Apesar de impedido de fazer o doutoramento na Alemanha, não se desligou da investigação em matemática. Enquanto estava na TAP continuou a fazer parte do centro de estudos criado pelo professor Sebastião e Silva. Nessa altura, surgiu uma oportunidade de uma bolsa do governo francês para fazer investigação durante dois anos em Paris a trabalhar com o célebre matemático Laurent Schwartz. Para poder ir para França, Eduardo pediu uma licença sem vencimento na TAP. “Vendi o Fiat 600 e lá fui eu e a Joana [Joana Bénard da Costa, sua mulher, também matemática] para Paris. Como a bolsa era muito curta, todos os meses, comíamos uma fatia do Fiat 600”.
Durante a “primavera marcelista”, uma altura de maior abertura política no país, foi admitido como assistente na Faculdade de Ciências da Universidade de Lisboa (FCUL). “Foram anos bons porque estava a trabalhar com alunos.” O professor Sebastião e Silva nessa altura já não era docente na FCUL e estava no Instituto Superior de Agronomia. “Confesso que não gostava nada do ambiente, era muito mau. Havia muitas lutas internas e dificuldades”. Ao fim de dois anos regressou à TAP.
Um homem de paixões sucessivas
Durante os anos 1960 e início dos anos 1970 empenhou-se muito no trabalho em cooperativas culturais. Naquela altura a ditadura impunha grandes restrições às atividades associativas e, para contornar esta dificuldade, algumas pessoas criavam cooperativas culturais. Uma das primeiras foi a Pragma – Cooperativa de Difusão Cultural e Acção Comunitária, à qual pertenceu. Depois de esta cooperativa ser fechada pela PIDE, Eduardo Veloso foi um dos fundadores de uma outra cooperativa cultural, a Spes – Sociedade para a Divulgação dos Meios Audiovisuais.
“Lembro-me do divertido que aquilo foi. Fazíamos coisas relacionadas com divulgação cultural, formação de animadores. Tínhamos câmara escura, fazíamos exposições de fotografia, cartazes de serigrafia, sessões de animação… Os audiovisuais eram um chapéu para tudo”, lembra o pintor Manuel Costa Cabral, outro fundador da Spes.
Os amigos de Eduardo Veloso são unânimes ao afirmarem a sua capacidade de mergulhar a fundo em tudo o que se mete. Zé Lima, um amigo de longa data, diz ter-lhe conhecido “várias encarnações, vários recomeços” e de todas as vezes o mesmo entusiasmo juvenil. Foi a política, a fotografia, o cinema, em paixões sucessivas. E a matemática desde sempre, claro. “O que sempre admirei no Eduardo é que ele faz o que faz pelo prazer de o fazer, de estudar, de aprender. Nunca o vi ‘trabalhar para o currículo’, para subir na vida ou para se afirmar. E sempre com uma boa disposição e um sentido de humor que contagiava tudo e todos os que o rodeavam.”

TAREFA ESCRITA - Dê continuidade ao texto sobre Eduardo Veloso, começando imediatamente após a última frase apresentada.

REGISTOS FORNECIDOS -
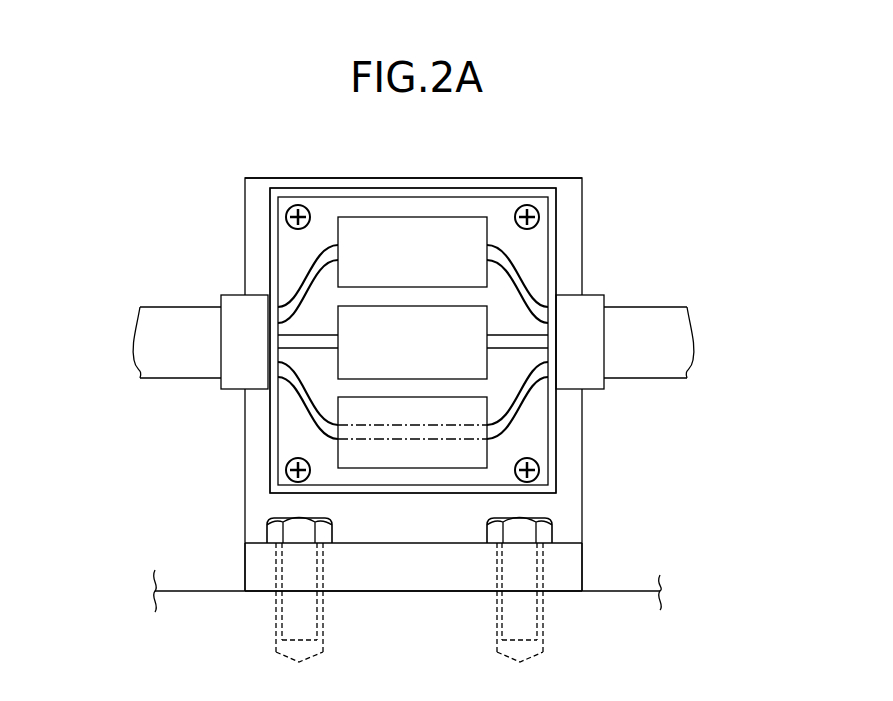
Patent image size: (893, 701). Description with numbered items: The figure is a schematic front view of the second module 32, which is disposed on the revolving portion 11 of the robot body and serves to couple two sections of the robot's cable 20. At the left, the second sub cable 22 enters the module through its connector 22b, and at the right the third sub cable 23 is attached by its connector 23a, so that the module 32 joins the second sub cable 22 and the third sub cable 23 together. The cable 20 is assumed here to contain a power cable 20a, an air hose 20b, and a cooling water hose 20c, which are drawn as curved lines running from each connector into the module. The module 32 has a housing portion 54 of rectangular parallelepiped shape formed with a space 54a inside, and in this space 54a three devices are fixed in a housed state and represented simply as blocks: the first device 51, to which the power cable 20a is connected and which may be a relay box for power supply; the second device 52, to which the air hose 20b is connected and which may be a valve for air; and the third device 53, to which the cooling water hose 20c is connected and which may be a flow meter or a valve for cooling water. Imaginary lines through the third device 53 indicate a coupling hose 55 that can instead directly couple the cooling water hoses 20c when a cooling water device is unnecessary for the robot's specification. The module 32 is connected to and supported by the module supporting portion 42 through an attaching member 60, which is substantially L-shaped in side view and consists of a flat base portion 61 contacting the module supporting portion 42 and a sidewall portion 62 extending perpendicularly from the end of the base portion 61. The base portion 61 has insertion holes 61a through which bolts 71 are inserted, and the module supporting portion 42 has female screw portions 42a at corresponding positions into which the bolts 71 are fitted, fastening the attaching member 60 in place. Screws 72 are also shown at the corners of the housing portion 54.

The revolving portion 11 is at (642, 584).
The module supporting portion 42 is at (612, 591).
The female screw portion 42a is at (276, 637).
The attaching member 60 is at (592, 472).
The base portion 61 is at (565, 583).
The insertion hole 61a is at (276, 568).
The sidewall portion 62 is at (545, 178).
The second module 32 is at (481, 180).
The housing portion 54 is at (376, 182).
The space 54a is at (330, 205).
The first device 51 is at (415, 217).
The second device 52 is at (458, 306).
The third device 53 is at (437, 462).
The coupling hose 55 is at (381, 440).
The cable 20 is at (407, 313).
The second sub cable 22 is at (165, 307).
The connector 22b is at (232, 295).
The third sub cable 23 is at (662, 317).
The connector 23a is at (568, 300).
The power cable 20a is at (303, 268).
The air hose 20b is at (293, 398).
The cooling water hose 20c is at (300, 410).
The bolt 71 is at (270, 528).
The screw 72 is at (298, 205).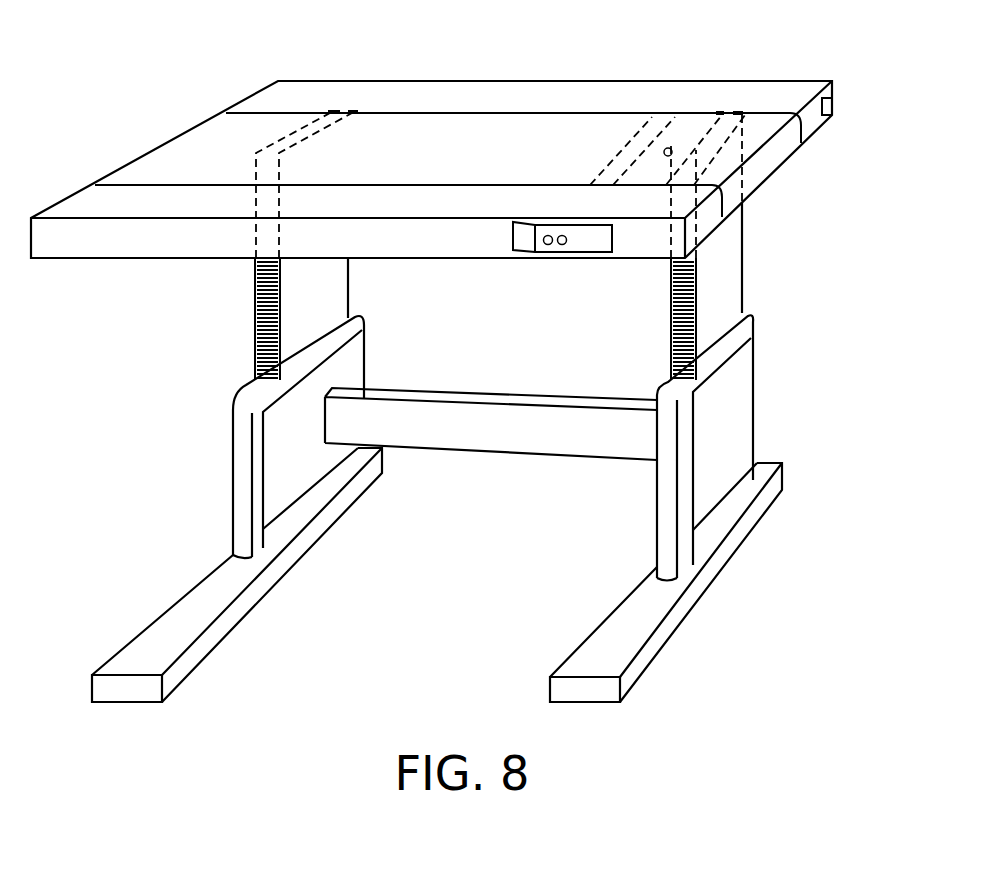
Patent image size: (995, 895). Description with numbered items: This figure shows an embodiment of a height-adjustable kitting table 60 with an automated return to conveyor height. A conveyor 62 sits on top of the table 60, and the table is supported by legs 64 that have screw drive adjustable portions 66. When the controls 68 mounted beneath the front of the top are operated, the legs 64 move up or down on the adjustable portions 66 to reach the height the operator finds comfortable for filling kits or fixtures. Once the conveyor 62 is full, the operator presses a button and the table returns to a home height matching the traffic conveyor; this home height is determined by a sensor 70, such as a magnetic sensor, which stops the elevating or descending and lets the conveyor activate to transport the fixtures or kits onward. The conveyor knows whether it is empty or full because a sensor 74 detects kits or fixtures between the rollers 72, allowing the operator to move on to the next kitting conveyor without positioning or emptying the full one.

The height-adjustable table 60 is at (800, 81).
The conveyor 62 is at (187, 143).
The legs 64 is at (233, 470).
The screw drive adjustable portions 66 is at (255, 328).
The controls 68 is at (548, 256).
The sensor 70 is at (833, 107).
The rollers 72 is at (652, 125).
The sensor 74 is at (669, 148).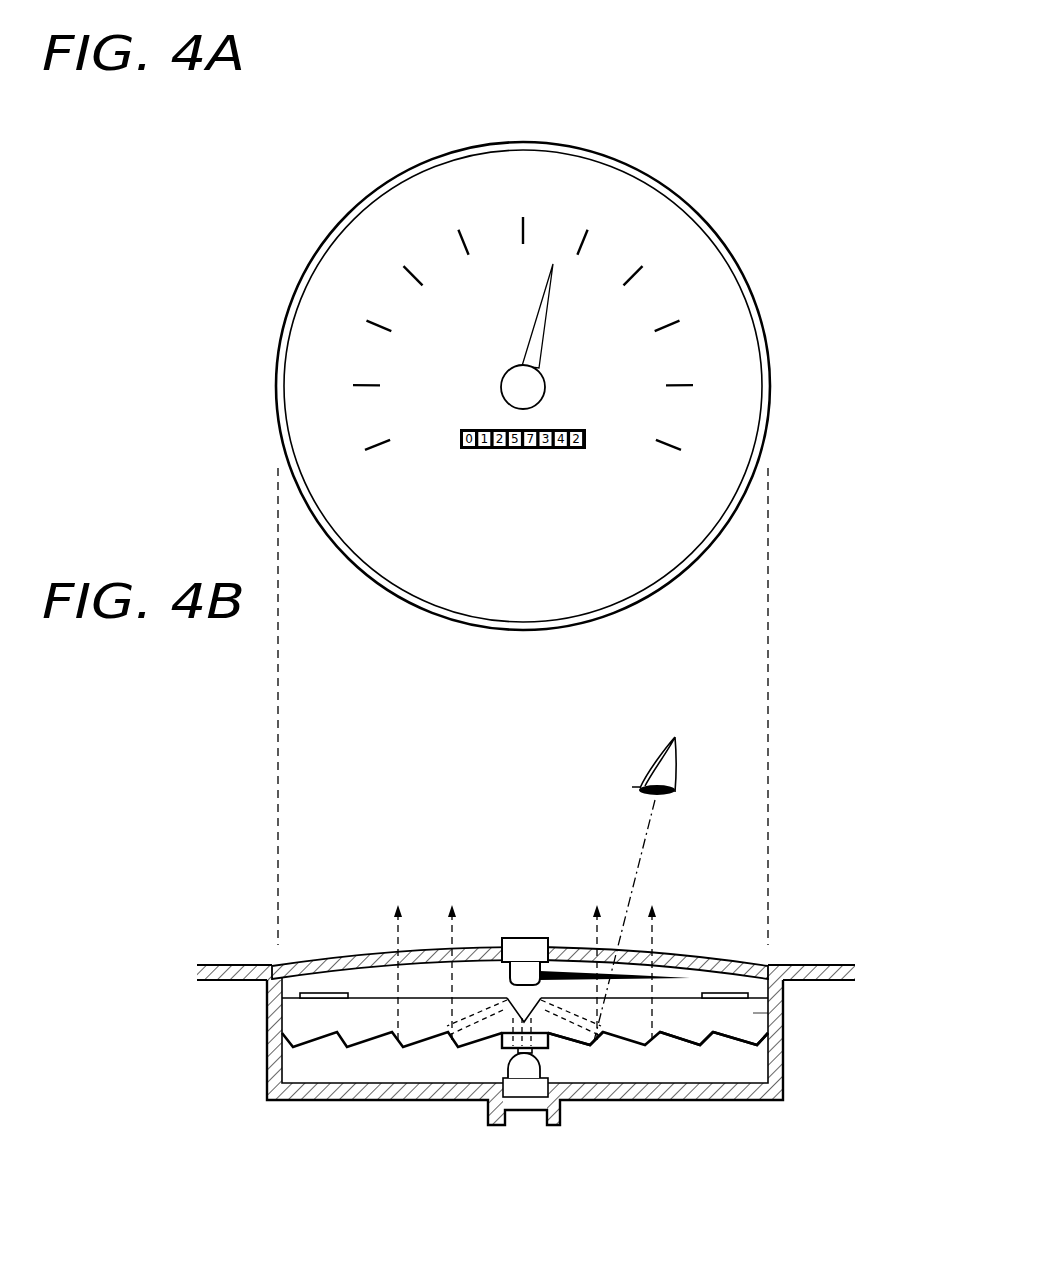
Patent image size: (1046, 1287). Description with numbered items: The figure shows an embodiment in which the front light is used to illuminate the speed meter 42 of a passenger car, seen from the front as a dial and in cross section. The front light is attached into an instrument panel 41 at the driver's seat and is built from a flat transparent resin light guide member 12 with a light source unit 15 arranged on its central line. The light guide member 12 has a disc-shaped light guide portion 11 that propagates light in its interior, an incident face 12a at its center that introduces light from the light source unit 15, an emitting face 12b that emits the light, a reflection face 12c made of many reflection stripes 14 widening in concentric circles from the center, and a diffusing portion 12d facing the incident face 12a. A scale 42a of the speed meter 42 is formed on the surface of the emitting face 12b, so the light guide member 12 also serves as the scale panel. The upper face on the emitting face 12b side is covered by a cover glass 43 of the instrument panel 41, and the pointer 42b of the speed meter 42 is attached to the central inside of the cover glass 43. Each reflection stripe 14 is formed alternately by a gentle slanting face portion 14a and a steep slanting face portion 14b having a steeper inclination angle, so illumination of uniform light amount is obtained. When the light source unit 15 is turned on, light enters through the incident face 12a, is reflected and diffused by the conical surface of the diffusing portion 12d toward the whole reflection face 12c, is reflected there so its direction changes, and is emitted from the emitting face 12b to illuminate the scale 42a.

In FIG. 4B, the light guide portion 11 is at (753, 1013).
In FIG. 4B, the light guide member 12 is at (276, 1016).
In FIG. 4B, the incident face 12a is at (504, 1048).
In FIG. 4B, the emitting face 12b is at (371, 998).
In FIG. 4B, the reflection face 12c is at (729, 1058).
In FIG. 4B, the diffusing portion 12d is at (521, 1008).
In FIG. 4B, the reflection stripe 14 is at (726, 1176).
In FIG. 4B, the gentle slanting face portion 14a is at (668, 1040).
In FIG. 4B, the steep slanting face portion 14b is at (596, 1041).
In FIG. 4B, the light source unit 15 is at (544, 1062).
In FIG. 4B, the instrument panel 41 is at (810, 965).
In FIG. 4A, the speed meter 42 is at (352, 201).
In FIG. 4B, the speed meter 42 is at (797, 1093).
In FIG. 4A, the scale 42a is at (360, 468).
In FIG. 4B, the scale 42a is at (322, 992).
In FIG. 4A, the pointer 42b is at (540, 343).
In FIG. 4B, the pointer 42b is at (558, 972).
In FIG. 4A, the cover glass 43 is at (706, 282).
In FIG. 4B, the cover glass 43 is at (677, 950).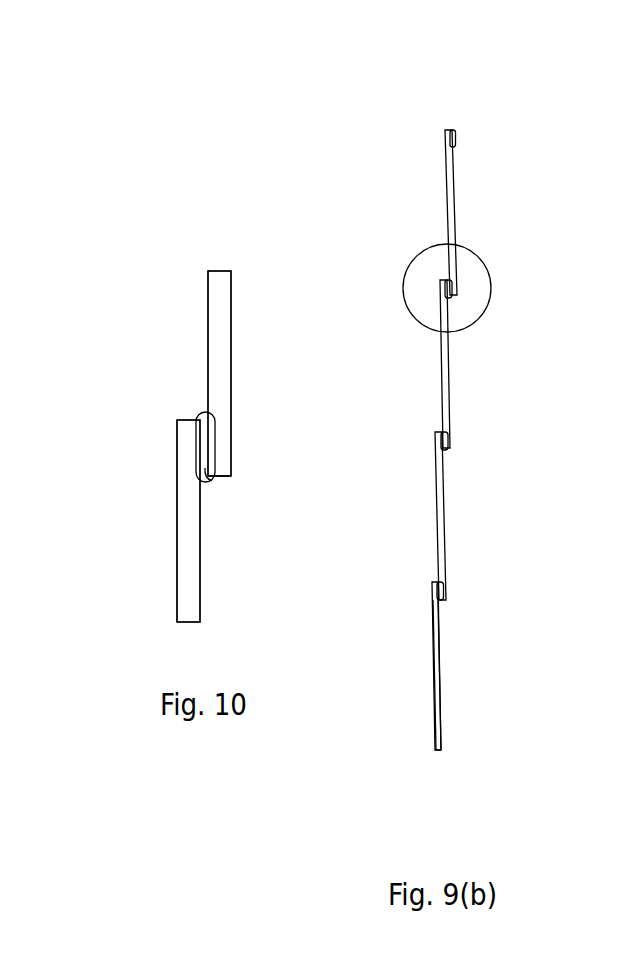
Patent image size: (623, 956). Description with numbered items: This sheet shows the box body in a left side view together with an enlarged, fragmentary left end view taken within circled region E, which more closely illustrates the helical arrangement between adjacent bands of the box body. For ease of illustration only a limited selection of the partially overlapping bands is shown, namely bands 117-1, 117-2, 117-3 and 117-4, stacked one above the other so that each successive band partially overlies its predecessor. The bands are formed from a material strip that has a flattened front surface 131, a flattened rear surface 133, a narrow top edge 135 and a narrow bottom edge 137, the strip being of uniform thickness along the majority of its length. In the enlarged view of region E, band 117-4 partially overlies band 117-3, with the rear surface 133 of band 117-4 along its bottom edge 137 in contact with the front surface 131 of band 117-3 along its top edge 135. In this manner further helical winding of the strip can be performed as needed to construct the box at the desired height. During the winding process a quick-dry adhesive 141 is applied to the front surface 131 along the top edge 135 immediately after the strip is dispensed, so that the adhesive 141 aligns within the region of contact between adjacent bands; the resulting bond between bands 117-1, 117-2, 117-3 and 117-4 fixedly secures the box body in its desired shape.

In FIG. 9B, the band 117-1 is at (440, 638).
In FIG. 9B, the band 117-2 is at (443, 502).
In FIG. 10, the band 117-3 is at (187, 556).
In FIG. 9B, the band 117-3 is at (447, 363).
In FIG. 10, the band 117-4 is at (231, 333).
In FIG. 9B, the band 117-4 is at (453, 172).
In FIG. 10, the front surface 131 is at (200, 582).
In FIG. 9B, the front surface 131 is at (442, 710).
In FIG. 10, the rear surface 133 is at (208, 293).
In FIG. 9B, the rear surface 133 is at (434, 676).
In FIG. 10, the top edge 135 is at (185, 420).
In FIG. 9B, the top edge 135 is at (437, 582).
In FIG. 10, the bottom edge 137 is at (230, 477).
In FIG. 9B, the bottom edge 137 is at (441, 750).
In FIG. 10, the quick-dry adhesive 141 is at (204, 479).
In FIG. 9B, the quick-dry adhesive 141 is at (458, 137).
In FIG. 9B, the circled region E is at (493, 287).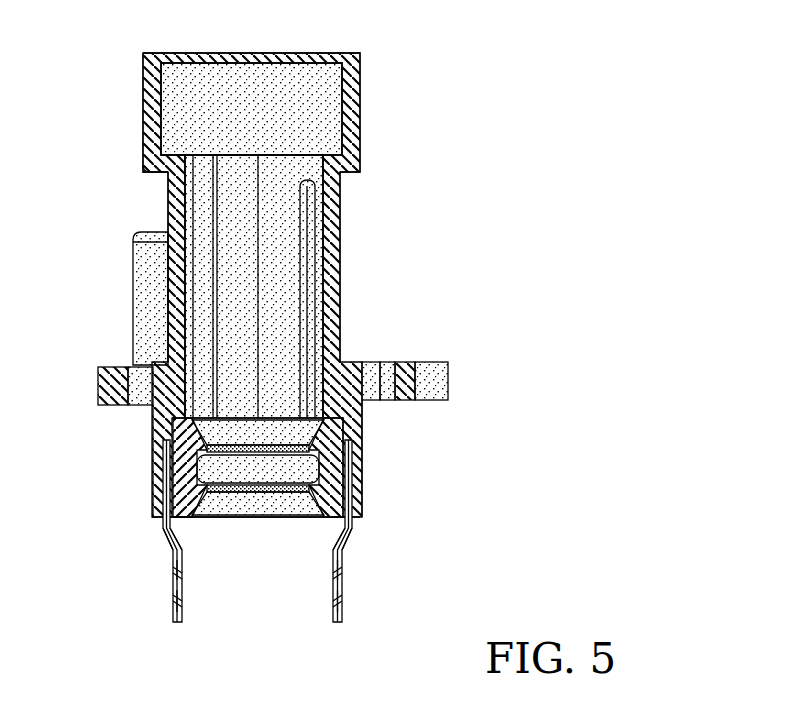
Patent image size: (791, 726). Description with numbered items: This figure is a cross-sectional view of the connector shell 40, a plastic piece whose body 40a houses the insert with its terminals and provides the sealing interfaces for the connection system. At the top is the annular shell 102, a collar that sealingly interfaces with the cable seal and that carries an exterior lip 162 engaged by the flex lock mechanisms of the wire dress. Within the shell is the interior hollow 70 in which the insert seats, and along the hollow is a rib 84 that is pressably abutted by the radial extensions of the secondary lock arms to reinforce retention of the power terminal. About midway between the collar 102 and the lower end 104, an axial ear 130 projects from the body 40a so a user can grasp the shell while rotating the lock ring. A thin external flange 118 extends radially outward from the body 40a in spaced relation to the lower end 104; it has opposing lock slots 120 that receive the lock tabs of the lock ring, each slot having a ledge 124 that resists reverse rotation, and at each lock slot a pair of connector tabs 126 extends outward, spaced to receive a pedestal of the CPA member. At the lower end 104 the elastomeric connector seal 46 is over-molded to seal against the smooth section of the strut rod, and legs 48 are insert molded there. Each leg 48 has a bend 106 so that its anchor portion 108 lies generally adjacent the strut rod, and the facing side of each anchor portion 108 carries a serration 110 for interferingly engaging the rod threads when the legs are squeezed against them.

RESPOSTA AO EXERCÍCIO -
Os colegas reconhecem-lhe métodos de trabalho característicos, um gosto pelo trabalho em equipa e as ideias sempre à frente do seu tempo. A sua amiga Maria da Conceição Reis conheceu-o na TAP, num grupo de trabalho for ele formado para criar uma forma de atribuir automaticamente as tripulações aos voos. “Naquela altura a atribuição das tripulações aos diferentes voos era feita manualmente”, conta. “Estudámos e trabalhámos imenso, mas acabámos por concluir que não havia meios técnicos que permitissem pôr em prática o projeto. Na verdade, só 20 anos mais tarde é que a TAP encontrou uma solução para este problema – utilizando métodos de inteligência artificial. A ideia do Eduardo era avançada demais para a época”.
Depois da reforma, a vida continua
Eduardo tem muitas fotografias na sala, nas parede e sobre as mesas, a maior parte a preto e branco, algumas da sua autoria. Sobre a lareira tem uma ampliação de uma composição com rosas secas, de cores outonais, da fotógrafa e amiga Margarida Dias.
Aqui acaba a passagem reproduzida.